▶ GIVEN PROBLEM: Copy each line below that includes "page".

++++

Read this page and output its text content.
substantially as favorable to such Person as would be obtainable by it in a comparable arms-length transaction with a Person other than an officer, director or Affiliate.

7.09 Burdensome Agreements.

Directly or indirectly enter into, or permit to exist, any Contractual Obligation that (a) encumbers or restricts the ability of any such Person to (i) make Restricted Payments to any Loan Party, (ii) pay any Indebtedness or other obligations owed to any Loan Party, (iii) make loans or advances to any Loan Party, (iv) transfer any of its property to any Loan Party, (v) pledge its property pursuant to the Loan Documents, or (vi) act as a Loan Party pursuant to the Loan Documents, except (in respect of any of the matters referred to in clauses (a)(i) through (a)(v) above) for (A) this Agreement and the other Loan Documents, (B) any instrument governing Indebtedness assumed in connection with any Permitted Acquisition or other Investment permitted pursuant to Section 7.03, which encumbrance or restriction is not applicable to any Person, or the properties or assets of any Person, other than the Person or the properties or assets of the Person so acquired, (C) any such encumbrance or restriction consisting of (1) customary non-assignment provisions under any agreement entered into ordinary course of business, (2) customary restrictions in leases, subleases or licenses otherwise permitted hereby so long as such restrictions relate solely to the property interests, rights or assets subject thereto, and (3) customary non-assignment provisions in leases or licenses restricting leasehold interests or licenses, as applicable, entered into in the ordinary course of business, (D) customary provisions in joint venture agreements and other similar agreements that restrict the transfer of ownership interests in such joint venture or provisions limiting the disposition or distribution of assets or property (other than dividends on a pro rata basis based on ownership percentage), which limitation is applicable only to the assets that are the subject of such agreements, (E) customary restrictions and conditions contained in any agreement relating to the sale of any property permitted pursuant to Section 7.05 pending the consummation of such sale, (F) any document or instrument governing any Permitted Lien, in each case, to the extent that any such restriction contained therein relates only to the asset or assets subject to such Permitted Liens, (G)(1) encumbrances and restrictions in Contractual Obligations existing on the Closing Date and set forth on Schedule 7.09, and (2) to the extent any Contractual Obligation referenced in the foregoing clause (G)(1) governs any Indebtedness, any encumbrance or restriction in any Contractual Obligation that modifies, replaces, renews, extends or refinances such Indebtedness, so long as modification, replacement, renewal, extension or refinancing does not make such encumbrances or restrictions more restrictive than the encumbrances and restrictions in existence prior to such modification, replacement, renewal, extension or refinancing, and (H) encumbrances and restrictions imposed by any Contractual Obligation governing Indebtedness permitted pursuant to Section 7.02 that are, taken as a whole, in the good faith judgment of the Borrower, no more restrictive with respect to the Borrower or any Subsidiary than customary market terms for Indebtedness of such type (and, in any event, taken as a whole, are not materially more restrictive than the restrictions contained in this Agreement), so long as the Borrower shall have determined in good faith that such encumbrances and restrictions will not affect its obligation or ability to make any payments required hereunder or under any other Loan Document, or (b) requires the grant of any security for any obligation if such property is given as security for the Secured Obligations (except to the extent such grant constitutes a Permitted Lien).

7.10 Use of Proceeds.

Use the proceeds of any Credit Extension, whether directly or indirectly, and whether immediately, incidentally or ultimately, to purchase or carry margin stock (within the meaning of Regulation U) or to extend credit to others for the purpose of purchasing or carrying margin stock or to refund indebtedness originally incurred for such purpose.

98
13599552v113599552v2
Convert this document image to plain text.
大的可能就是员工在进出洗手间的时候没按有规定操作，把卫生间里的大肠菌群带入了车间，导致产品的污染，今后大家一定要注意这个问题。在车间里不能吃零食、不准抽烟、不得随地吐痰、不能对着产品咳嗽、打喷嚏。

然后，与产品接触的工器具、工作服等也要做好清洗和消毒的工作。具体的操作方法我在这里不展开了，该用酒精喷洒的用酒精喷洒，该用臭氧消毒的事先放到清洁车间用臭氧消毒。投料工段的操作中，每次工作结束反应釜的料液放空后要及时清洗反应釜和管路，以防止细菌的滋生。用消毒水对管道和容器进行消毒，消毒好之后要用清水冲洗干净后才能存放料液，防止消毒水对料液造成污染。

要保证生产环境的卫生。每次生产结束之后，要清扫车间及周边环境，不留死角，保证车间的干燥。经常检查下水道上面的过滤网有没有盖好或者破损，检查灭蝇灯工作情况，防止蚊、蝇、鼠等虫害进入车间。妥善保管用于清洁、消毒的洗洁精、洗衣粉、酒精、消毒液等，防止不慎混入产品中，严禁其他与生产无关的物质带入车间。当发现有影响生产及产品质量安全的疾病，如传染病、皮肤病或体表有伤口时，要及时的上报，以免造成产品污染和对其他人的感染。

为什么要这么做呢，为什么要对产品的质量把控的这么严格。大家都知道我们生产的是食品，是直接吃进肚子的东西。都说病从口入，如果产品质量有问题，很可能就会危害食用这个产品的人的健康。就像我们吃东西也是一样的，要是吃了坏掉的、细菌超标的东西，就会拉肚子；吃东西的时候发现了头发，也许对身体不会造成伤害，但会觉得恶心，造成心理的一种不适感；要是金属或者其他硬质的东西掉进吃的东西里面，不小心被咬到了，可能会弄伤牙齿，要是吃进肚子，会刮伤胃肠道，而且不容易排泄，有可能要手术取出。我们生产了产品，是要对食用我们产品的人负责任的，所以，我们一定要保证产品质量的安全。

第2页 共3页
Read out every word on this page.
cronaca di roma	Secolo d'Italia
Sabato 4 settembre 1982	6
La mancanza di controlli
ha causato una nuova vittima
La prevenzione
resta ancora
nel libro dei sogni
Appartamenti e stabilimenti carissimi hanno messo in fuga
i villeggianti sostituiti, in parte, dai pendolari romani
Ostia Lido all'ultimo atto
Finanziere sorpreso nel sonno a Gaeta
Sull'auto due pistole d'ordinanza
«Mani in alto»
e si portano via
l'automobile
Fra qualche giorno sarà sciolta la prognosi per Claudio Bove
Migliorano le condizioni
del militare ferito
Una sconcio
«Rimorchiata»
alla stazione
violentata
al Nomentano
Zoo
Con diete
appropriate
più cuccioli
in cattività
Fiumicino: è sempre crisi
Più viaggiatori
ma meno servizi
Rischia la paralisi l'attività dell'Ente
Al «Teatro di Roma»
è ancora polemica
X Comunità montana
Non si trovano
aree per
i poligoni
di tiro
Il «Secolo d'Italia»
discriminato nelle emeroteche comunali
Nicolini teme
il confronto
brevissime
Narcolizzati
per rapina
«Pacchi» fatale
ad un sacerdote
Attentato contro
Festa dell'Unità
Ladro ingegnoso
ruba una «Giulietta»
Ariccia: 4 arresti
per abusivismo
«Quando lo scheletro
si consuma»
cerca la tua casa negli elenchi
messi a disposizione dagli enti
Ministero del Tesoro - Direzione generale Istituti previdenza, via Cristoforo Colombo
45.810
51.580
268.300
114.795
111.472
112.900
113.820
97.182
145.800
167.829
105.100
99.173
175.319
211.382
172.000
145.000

++++

▶ COMPLETED EXERCISE:
Read this page and output its text content.
Read out every word on this page.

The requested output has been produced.